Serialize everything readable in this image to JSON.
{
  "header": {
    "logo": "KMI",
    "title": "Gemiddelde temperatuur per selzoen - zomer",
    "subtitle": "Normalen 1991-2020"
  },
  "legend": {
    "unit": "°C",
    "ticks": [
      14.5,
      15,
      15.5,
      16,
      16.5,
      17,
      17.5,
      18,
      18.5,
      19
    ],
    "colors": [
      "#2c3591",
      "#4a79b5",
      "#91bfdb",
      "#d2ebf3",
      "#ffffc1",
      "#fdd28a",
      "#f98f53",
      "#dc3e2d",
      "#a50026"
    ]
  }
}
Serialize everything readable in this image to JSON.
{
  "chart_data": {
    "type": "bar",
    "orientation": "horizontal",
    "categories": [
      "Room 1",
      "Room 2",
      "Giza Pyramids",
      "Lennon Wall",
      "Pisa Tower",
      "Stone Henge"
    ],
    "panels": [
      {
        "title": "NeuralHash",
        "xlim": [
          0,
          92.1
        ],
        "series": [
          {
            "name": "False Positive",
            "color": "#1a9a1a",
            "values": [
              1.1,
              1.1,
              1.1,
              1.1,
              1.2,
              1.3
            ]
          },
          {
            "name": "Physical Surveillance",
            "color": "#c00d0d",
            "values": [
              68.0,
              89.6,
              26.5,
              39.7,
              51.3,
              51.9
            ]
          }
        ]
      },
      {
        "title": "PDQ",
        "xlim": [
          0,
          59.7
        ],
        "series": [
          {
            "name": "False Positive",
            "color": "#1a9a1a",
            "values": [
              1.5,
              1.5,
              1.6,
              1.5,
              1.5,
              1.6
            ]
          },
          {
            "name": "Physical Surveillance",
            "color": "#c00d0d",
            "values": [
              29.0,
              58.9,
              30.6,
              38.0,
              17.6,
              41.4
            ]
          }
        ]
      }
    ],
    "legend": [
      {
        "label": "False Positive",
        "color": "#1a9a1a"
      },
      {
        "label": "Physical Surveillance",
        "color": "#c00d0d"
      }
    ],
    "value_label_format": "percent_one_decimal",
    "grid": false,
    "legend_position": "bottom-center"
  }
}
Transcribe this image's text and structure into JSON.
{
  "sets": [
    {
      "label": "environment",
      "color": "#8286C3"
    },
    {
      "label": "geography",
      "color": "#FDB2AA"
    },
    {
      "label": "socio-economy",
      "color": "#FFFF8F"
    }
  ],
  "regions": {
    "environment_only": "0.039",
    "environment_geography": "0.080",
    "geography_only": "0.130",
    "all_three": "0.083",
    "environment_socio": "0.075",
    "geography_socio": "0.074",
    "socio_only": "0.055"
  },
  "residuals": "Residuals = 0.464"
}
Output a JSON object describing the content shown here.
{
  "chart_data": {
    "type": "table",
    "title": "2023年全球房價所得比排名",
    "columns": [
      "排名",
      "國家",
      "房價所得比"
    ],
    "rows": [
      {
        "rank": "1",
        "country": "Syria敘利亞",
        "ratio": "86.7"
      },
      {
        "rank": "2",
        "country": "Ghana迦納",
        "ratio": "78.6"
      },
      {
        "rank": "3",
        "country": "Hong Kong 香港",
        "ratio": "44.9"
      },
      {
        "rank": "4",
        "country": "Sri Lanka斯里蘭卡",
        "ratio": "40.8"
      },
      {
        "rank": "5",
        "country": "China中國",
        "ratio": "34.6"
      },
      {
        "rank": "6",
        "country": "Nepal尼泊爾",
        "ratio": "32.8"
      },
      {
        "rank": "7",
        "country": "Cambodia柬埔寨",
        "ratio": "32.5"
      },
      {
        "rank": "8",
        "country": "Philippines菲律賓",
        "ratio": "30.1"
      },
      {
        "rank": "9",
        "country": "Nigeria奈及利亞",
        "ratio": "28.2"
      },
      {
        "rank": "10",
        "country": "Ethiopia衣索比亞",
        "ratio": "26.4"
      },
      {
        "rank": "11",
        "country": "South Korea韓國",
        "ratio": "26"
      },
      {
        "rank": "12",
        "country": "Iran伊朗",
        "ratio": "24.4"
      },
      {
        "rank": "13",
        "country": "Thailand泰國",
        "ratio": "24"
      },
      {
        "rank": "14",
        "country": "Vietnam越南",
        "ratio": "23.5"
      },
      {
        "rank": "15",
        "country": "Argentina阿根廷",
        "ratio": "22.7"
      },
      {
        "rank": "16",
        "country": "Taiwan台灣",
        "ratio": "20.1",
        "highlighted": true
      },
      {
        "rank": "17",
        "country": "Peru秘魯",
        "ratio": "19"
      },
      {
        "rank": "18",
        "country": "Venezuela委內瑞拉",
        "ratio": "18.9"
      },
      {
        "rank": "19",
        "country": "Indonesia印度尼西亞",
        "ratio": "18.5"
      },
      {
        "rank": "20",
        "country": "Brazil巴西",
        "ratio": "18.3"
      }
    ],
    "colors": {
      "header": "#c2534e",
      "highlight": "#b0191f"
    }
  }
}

##############################

• _Given request_
Please reproduce every line of the material word for word.

• _Full output_
Serialize everything readable in this image to JSON.
{
  "header": {
    "logo": "KMI",
    "title": "Gemiddelde temperatuur per selzoen - zomer",
    "subtitle": "Normalen 1991-2020"
  },
  "legend": {
    "unit": "°C",
    "ticks": [
      14.5,
      15,
      15.5,
      16,
      16.5,
      17,
      17.5,
      18,
      18.5,
      19
    ],
    "colors": [
      "#2c3591",
      "#4a79b5",
      "#91bfdb",
      "#d2ebf3",
      "#ffffc1",
      "#fdd28a",
      "#f98f53",
      "#dc3e2d",
      "#a50026"
    ]
  }
}
Serialize everything readable in this image to JSON.
{
  "chart_data": {
    "type": "bar",
    "orientation": "horizontal",
    "categories": [
      "Room 1",
      "Room 2",
      "Giza Pyramids",
      "Lennon Wall",
      "Pisa Tower",
      "Stone Henge"
    ],
    "panels": [
      {
        "title": "NeuralHash",
        "xlim": [
          0,
          92.1
        ],
        "series": [
          {
            "name": "False Positive",
            "color": "#1a9a1a",
            "values": [
              1.1,
              1.1,
              1.1,
              1.1,
              1.2,
              1.3
            ]
          },
          {
            "name": "Physical Surveillance",
            "color": "#c00d0d",
            "values": [
              68.0,
              89.6,
              26.5,
              39.7,
              51.3,
              51.9
            ]
          }
        ]
      },
      {
        "title": "PDQ",
        "xlim": [
          0,
          59.7
        ],
        "series": [
          {
            "name": "False Positive",
            "color": "#1a9a1a",
            "values": [
              1.5,
              1.5,
              1.6,
              1.5,
              1.5,
              1.6
            ]
          },
          {
            "name": "Physical Surveillance",
            "color": "#c00d0d",
            "values": [
              29.0,
              58.9,
              30.6,
              38.0,
              17.6,
              41.4
            ]
          }
        ]
      }
    ],
    "legend": [
      {
        "label": "False Positive",
        "color": "#1a9a1a"
      },
      {
        "label": "Physical Surveillance",
        "color": "#c00d0d"
      }
    ],
    "value_label_format": "percent_one_decimal",
    "grid": false,
    "legend_position": "bottom-center"
  }
}
Transcribe this image's text and structure into JSON.
{
  "sets": [
    {
      "label": "environment",
      "color": "#8286C3"
    },
    {
      "label": "geography",
      "color": "#FDB2AA"
    },
    {
      "label": "socio-economy",
      "color": "#FFFF8F"
    }
  ],
  "regions": {
    "environment_only": "0.039",
    "environment_geography": "0.080",
    "geography_only": "0.130",
    "all_three": "0.083",
    "environment_socio": "0.075",
    "geography_socio": "0.074",
    "socio_only": "0.055"
  },
  "residuals": "Residuals = 0.464"
}
Output a JSON object describing the content shown here.
{
  "chart_data": {
    "type": "table",
    "title": "2023年全球房價所得比排名",
    "columns": [
      "排名",
      "國家",
      "房價所得比"
    ],
    "rows": [
      {
        "rank": "1",
        "country": "Syria敘利亞",
        "ratio": "86.7"
      },
      {
        "rank": "2",
        "country": "Ghana迦納",
        "ratio": "78.6"
      },
      {
        "rank": "3",
        "country": "Hong Kong 香港",
        "ratio": "44.9"
      },
      {
        "rank": "4",
        "country": "Sri Lanka斯里蘭卡",
        "ratio": "40.8"
      },
      {
        "rank": "5",
        "country": "China中國",
        "ratio": "34.6"
      },
      {
        "rank": "6",
        "country": "Nepal尼泊爾",
        "ratio": "32.8"
      },
      {
        "rank": "7",
        "country": "Cambodia柬埔寨",
        "ratio": "32.5"
      },
      {
        "rank": "8",
        "country": "Philippines菲律賓",
        "ratio": "30.1"
      },
      {
        "rank": "9",
        "country": "Nigeria奈及利亞",
        "ratio": "28.2"
      },
      {
        "rank": "10",
        "country": "Ethiopia衣索比亞",
        "ratio": "26.4"
      },
      {
        "rank": "11",
        "country": "South Korea韓國",
        "ratio": "26"
      },
      {
        "rank": "12",
        "country": "Iran伊朗",
        "ratio": "24.4"
      },
      {
        "rank": "13",
        "country": "Thailand泰國",
        "ratio": "24"
      },
      {
        "rank": "14",
        "country": "Vietnam越南",
        "ratio": "23.5"
      },
      {
        "rank": "15",
        "country": "Argentina阿根廷",
        "ratio": "22.7"
      },
      {
        "rank": "16",
        "country": "Taiwan台灣",
        "ratio": "20.1",
        "highlighted": true
      },
      {
        "rank": "17",
        "country": "Peru秘魯",
        "ratio": "19"
      },
      {
        "rank": "18",
        "country": "Venezuela委內瑞拉",
        "ratio": "18.9"
      },
      {
        "rank": "19",
        "country": "Indonesia印度尼西亞",
        "ratio": "18.5"
      },
      {
        "rank": "20",
        "country": "Brazil巴西",
        "ratio": "18.3"
      }
    ],
    "colors": {
      "header": "#c2534e",
      "highlight": "#b0191f"
    }
  }
}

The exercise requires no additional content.